**What to do**
Determine the count of lines holding the string "Explorer". Return only the number.

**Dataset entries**
───

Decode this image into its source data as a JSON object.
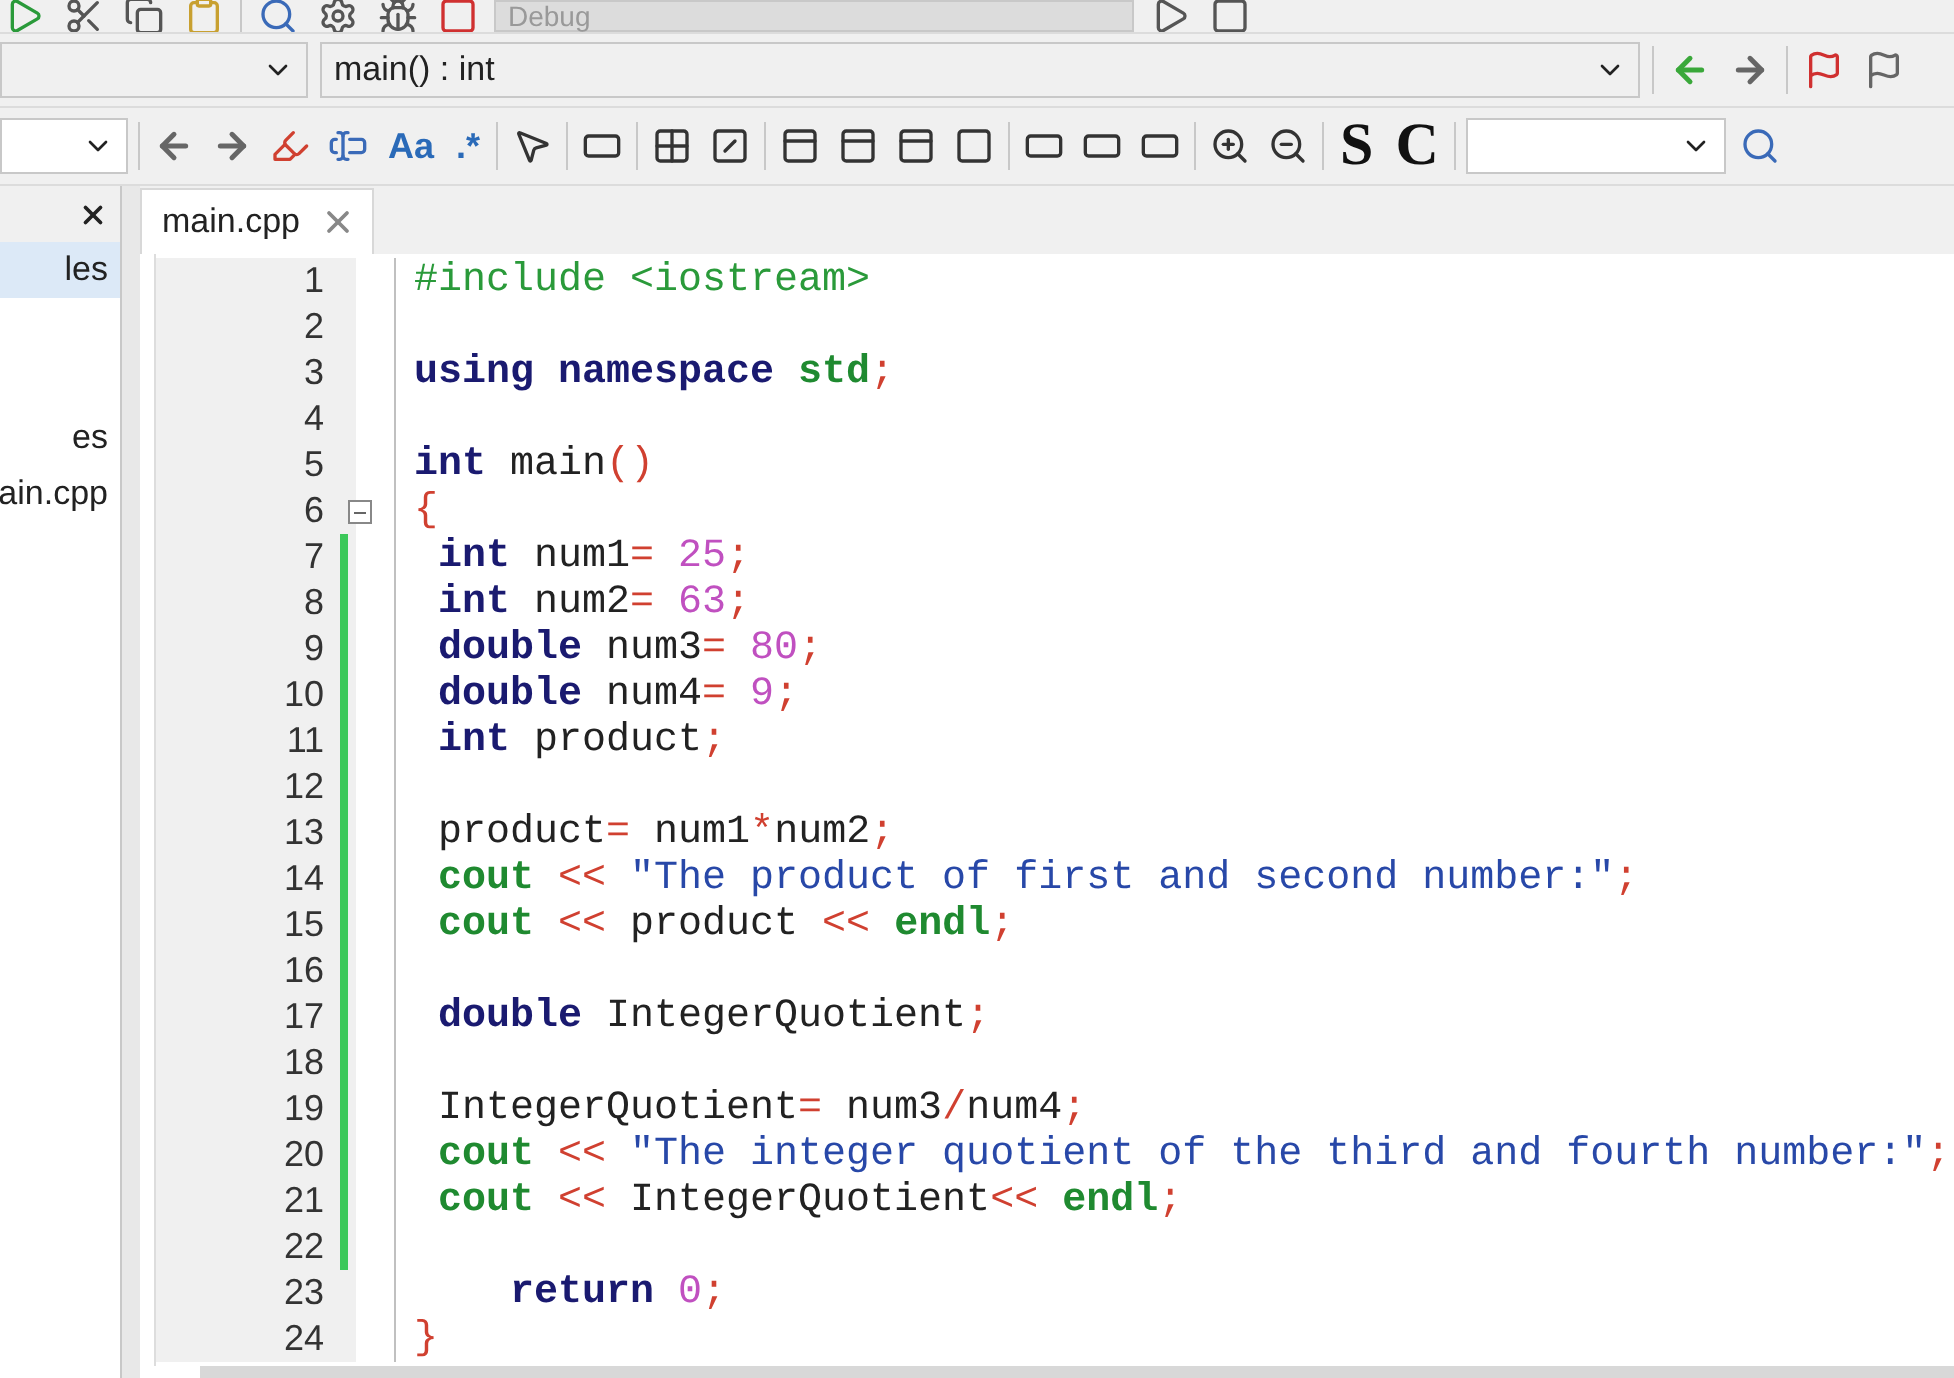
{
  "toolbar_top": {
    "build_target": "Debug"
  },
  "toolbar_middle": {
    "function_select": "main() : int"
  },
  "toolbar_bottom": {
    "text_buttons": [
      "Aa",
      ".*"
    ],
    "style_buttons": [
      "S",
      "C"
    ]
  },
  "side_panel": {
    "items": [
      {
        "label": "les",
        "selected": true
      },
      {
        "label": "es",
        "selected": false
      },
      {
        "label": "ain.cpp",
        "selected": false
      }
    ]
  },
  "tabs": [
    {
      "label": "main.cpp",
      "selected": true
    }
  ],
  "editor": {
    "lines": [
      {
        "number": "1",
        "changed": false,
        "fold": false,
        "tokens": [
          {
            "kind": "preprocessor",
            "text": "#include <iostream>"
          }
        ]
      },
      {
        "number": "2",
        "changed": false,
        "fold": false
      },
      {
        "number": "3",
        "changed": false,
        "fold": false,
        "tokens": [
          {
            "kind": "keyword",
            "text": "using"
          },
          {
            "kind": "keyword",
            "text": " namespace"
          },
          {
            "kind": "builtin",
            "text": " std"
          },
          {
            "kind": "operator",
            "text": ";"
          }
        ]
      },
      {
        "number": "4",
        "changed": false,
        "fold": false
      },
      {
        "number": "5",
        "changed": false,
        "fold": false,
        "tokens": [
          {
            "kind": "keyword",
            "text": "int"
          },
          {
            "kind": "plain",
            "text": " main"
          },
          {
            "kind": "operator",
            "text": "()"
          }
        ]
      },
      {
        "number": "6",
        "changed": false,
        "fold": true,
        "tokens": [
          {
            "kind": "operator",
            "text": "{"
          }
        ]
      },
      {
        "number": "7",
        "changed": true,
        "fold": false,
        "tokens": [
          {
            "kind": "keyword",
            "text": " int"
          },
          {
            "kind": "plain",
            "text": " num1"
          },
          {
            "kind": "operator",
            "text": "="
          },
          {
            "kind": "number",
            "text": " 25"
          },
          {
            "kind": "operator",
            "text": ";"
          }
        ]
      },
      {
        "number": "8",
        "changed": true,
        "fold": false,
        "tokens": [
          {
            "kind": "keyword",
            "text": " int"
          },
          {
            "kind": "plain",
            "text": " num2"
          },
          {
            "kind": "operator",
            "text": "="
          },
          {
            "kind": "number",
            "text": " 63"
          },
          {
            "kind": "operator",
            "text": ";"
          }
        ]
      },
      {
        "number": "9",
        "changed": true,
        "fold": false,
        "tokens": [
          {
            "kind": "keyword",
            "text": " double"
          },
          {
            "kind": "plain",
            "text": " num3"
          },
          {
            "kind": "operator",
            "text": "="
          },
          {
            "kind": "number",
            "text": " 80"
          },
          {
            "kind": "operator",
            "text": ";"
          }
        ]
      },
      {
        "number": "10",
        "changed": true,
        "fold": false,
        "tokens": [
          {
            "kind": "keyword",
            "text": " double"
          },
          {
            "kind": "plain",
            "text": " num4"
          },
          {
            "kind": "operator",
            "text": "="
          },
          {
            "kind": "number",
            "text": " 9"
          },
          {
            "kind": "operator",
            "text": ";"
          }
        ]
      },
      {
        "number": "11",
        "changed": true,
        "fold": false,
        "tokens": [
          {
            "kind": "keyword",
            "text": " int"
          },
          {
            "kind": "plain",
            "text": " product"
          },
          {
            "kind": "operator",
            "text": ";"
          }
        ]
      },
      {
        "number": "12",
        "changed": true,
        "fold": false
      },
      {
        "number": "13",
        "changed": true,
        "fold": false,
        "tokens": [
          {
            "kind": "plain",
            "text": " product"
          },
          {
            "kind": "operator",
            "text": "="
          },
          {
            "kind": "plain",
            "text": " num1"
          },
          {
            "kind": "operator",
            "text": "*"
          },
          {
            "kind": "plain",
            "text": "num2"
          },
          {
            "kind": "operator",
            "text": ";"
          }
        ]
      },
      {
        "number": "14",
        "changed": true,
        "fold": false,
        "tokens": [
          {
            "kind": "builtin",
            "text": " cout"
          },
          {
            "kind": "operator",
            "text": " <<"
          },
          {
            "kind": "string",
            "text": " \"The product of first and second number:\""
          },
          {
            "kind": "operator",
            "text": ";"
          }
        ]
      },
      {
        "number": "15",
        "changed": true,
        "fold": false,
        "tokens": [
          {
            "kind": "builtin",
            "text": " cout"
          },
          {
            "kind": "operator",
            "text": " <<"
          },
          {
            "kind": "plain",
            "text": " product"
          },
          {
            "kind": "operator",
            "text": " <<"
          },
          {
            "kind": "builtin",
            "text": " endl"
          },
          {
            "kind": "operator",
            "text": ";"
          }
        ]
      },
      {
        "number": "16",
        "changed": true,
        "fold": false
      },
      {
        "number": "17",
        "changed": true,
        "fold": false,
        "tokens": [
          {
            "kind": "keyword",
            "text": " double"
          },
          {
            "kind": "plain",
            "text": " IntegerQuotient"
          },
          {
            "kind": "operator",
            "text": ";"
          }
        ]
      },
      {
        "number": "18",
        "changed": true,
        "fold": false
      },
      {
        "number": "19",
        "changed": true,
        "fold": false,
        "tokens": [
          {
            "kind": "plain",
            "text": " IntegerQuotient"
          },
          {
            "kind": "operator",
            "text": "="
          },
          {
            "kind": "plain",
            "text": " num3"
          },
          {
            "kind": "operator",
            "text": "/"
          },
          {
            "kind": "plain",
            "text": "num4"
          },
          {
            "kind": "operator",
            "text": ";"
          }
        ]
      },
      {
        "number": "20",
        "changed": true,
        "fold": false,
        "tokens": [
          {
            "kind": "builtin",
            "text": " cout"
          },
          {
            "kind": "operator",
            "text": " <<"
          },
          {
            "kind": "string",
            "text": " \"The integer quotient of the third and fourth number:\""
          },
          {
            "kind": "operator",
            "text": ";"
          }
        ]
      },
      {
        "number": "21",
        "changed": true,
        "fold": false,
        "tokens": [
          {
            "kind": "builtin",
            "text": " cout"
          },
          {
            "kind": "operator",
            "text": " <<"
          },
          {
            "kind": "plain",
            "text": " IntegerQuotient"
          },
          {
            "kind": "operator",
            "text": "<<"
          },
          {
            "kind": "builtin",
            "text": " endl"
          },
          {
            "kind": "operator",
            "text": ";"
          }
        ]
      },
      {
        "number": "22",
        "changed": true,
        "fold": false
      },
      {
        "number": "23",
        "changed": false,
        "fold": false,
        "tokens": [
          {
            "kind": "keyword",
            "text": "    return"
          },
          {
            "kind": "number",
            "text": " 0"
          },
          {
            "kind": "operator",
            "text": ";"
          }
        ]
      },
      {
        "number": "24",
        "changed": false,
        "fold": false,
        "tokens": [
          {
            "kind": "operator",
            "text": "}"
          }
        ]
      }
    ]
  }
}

───

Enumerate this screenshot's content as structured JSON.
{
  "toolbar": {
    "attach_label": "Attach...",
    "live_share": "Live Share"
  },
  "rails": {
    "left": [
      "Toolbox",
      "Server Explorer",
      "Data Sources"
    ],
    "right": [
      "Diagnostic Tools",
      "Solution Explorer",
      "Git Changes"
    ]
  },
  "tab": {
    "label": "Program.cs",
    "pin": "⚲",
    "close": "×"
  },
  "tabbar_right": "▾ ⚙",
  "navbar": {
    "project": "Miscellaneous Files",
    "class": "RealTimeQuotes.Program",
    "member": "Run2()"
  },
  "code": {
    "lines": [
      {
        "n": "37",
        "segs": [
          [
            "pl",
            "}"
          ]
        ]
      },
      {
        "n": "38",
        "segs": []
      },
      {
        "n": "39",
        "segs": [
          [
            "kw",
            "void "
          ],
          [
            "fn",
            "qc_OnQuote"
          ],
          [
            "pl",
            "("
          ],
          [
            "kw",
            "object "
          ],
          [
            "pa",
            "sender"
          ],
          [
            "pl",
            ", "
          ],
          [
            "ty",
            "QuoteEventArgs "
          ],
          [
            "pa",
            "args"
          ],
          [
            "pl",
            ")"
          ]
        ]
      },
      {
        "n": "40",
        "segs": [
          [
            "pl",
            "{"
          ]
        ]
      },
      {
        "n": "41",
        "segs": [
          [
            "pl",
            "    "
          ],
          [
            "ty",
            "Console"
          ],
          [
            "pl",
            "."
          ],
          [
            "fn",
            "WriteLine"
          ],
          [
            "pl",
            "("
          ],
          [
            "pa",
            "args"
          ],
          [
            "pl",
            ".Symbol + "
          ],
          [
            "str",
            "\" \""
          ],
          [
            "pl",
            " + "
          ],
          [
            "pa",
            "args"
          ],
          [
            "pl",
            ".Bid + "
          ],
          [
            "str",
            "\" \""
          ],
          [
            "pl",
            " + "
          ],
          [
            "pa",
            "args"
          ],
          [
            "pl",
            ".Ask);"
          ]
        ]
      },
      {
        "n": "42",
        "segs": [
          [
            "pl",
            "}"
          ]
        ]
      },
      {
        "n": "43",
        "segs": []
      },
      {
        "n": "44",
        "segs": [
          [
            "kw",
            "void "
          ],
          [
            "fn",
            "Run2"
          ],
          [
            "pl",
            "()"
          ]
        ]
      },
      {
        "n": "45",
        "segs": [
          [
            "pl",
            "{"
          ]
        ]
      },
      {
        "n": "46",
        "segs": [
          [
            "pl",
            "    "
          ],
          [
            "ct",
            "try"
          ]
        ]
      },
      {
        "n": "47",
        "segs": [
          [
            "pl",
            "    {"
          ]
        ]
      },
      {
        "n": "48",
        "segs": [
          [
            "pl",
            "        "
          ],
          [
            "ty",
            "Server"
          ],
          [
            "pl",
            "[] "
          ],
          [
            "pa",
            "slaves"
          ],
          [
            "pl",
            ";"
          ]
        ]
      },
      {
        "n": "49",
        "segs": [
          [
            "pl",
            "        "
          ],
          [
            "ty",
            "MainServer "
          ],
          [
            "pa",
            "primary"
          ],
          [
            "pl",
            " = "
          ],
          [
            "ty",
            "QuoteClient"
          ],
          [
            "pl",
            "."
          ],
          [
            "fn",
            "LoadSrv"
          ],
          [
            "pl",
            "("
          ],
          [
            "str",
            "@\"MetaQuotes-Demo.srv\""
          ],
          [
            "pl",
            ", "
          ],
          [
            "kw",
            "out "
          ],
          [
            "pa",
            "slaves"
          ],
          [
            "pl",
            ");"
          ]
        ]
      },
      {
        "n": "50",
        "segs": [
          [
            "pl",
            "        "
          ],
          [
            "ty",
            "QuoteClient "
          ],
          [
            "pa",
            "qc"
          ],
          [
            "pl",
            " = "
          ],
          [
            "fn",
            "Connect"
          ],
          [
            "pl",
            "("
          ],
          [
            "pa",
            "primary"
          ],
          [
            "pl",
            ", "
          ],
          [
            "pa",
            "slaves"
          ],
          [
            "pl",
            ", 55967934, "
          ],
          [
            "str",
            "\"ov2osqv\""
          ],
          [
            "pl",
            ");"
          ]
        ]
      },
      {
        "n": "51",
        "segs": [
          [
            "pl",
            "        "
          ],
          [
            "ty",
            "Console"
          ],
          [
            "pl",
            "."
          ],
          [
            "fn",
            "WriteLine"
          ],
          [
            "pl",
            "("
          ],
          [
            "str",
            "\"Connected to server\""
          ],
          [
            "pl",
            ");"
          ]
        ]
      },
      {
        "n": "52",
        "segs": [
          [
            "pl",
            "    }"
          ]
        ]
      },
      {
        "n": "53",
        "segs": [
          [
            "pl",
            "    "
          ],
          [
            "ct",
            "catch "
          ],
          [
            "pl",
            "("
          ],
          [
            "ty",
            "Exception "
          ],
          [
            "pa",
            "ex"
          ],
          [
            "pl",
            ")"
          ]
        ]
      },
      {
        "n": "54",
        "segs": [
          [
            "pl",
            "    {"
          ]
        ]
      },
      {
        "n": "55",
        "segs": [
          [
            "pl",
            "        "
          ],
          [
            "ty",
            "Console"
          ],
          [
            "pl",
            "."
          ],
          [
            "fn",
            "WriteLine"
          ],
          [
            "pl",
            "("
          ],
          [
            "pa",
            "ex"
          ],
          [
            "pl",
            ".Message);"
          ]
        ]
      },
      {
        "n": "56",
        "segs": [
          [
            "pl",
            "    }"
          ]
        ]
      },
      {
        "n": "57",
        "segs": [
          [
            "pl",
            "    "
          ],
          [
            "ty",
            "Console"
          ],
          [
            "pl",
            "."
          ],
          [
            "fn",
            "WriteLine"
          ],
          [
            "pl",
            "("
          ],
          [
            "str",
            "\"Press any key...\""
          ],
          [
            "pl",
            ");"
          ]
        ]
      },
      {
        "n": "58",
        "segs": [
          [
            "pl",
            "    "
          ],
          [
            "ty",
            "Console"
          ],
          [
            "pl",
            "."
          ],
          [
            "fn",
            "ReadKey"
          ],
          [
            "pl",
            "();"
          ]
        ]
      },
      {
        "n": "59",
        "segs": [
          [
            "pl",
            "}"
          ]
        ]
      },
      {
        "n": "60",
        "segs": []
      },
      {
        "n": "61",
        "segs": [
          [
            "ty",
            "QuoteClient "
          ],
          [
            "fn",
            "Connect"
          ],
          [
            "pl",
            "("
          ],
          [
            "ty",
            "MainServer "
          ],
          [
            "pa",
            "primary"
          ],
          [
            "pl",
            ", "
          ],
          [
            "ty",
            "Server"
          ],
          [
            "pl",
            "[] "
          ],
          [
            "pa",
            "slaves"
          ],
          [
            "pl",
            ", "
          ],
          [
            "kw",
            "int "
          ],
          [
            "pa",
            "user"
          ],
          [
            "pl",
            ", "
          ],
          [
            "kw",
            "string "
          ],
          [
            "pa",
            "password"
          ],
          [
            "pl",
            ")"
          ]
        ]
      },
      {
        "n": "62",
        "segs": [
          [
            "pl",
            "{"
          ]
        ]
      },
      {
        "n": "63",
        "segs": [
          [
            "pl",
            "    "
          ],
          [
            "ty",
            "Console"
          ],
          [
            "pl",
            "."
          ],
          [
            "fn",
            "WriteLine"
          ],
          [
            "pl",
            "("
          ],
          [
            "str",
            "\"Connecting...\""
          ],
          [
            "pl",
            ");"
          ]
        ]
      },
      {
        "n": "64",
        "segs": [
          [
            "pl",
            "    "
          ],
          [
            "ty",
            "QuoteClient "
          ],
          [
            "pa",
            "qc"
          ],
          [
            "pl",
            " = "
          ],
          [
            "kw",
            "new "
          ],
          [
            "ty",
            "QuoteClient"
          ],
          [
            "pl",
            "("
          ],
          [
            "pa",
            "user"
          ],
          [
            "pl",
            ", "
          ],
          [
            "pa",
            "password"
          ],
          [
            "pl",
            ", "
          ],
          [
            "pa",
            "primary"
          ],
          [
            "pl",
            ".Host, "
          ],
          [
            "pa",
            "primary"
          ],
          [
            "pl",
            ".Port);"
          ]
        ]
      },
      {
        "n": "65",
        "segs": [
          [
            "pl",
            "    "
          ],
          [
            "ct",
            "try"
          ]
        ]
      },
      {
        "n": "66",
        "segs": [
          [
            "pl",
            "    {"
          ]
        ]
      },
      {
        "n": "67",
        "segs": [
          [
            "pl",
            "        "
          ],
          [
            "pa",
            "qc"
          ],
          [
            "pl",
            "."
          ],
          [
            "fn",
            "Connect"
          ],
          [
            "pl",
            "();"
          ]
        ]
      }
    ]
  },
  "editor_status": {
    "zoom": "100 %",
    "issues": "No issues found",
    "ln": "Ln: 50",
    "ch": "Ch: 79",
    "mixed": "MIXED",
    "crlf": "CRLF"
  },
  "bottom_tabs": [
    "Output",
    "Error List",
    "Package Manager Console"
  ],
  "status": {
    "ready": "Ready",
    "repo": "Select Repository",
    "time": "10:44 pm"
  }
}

───

**Solution to the exercise**
2